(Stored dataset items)

%%

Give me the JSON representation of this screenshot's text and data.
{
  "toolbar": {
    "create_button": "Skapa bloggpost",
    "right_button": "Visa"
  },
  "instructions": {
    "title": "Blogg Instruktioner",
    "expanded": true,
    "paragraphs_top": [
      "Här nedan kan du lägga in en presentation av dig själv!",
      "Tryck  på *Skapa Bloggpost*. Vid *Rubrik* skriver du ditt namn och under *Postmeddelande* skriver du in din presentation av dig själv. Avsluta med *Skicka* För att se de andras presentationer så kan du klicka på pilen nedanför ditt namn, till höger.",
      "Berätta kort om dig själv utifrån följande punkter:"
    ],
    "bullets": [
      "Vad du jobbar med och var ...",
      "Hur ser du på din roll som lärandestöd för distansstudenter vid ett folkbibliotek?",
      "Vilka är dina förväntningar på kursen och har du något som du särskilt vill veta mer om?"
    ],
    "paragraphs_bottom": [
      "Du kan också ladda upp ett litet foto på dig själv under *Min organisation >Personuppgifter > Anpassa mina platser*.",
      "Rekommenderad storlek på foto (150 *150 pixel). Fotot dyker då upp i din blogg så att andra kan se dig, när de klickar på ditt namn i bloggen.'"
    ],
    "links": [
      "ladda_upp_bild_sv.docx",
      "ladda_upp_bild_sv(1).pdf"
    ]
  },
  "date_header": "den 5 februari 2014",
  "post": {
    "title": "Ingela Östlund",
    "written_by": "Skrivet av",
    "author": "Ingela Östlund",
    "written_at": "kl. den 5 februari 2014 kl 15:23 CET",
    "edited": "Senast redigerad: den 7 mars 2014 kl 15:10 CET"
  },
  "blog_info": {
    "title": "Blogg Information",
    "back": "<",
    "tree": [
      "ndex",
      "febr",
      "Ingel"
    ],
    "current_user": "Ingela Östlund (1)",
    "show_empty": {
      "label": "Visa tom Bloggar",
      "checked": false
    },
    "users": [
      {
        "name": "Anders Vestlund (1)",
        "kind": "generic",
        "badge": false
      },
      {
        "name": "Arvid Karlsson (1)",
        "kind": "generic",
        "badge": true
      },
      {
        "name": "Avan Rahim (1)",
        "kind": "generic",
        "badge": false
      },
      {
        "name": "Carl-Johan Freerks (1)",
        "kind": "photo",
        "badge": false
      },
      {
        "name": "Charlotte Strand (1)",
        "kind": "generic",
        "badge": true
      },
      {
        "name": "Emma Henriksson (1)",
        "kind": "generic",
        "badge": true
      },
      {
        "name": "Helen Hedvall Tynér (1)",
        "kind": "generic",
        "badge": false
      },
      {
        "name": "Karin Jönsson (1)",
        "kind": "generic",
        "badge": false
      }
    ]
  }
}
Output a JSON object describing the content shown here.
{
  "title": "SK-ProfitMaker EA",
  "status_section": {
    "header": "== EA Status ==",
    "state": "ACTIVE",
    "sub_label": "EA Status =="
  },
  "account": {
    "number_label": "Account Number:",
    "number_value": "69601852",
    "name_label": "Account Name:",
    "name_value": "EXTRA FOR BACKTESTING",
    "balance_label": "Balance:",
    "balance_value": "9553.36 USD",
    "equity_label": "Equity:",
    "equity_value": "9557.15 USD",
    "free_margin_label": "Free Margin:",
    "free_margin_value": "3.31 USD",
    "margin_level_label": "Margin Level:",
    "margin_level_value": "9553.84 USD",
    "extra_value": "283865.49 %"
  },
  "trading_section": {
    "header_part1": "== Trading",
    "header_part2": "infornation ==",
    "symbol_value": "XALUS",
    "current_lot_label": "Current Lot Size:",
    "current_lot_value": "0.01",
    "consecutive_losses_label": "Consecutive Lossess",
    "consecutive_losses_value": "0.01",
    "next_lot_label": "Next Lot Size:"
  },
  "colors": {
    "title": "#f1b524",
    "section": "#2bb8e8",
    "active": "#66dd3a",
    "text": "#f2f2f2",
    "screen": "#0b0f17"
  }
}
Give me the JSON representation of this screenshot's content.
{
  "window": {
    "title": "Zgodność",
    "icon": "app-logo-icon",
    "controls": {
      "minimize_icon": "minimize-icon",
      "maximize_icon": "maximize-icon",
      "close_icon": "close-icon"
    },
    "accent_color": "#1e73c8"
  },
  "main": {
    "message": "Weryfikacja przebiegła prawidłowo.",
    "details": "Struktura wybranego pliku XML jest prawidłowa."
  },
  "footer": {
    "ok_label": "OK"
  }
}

%%

== EXERCISE DESCRIPTION ==
Reproduce the final stretch of the data above: every line from the one holding "Give me the JSON representation of this screenshot's content." through the end, inclusive, exactly as written and nothing else.

== TASK RESULT ==
Give me the JSON representation of this screenshot's content.
{
  "window": {
    "title": "Zgodność",
    "icon": "app-logo-icon",
    "controls": {
      "minimize_icon": "minimize-icon",
      "maximize_icon": "maximize-icon",
      "close_icon": "close-icon"
    },
    "accent_color": "#1e73c8"
  },
  "main": {
    "message": "Weryfikacja przebiegła prawidłowo.",
    "details": "Struktura wybranego pliku XML jest prawidłowa."
  },
  "footer": {
    "ok_label": "OK"
  }
}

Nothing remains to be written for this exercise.